**Set task**
Identify the lines holding "stereoencephalotomy" and copy them.

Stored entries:
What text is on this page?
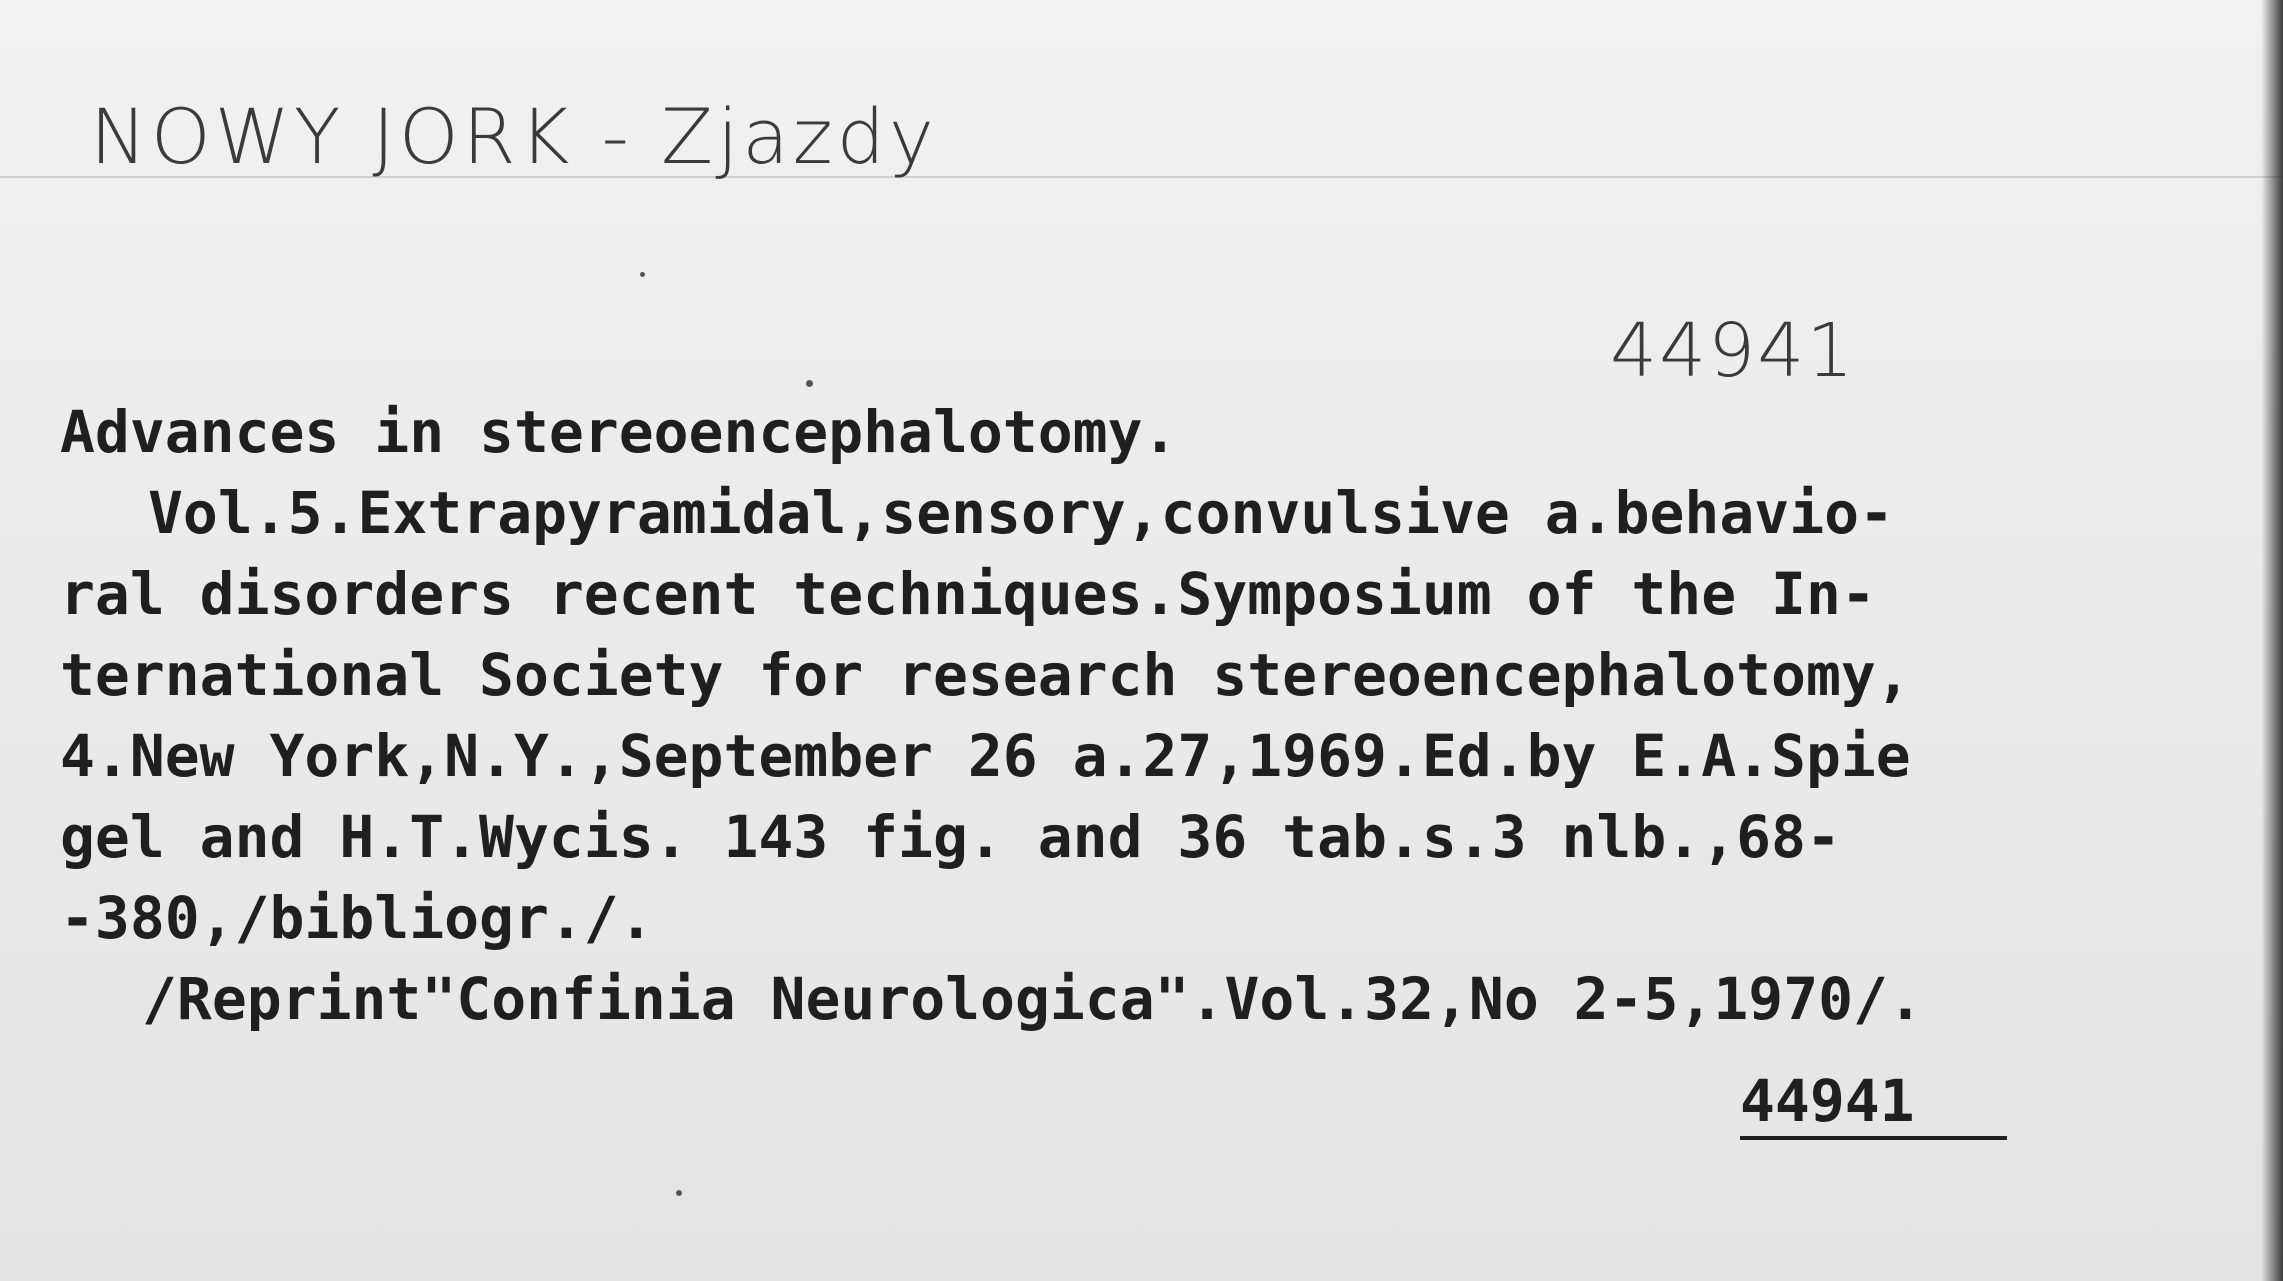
NOWY JORK - Zjazdy
44941
Advances in stereoencephalotomy.
Vol.5.Extrapyramidal,sensory,convulsive a.behavio-
ral disorders recent techniques.Symposium of the In-
ternational Society for research stereoencephalotomy,
4.New York,N.Y.,September 26 a.27,1969.Ed.by E.A.Spie
gel and H.T.Wycis. 143 fig. and 36 tab.s.3 nlb.,68-
-380,/bibliogr./.
/Reprint"Confinia Neurologica".Vol.32,No 2-5,1970/.
44941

**Problem solution**
Advances in stereoencephalotomy.
ternational Society for research stereoencephalotomy,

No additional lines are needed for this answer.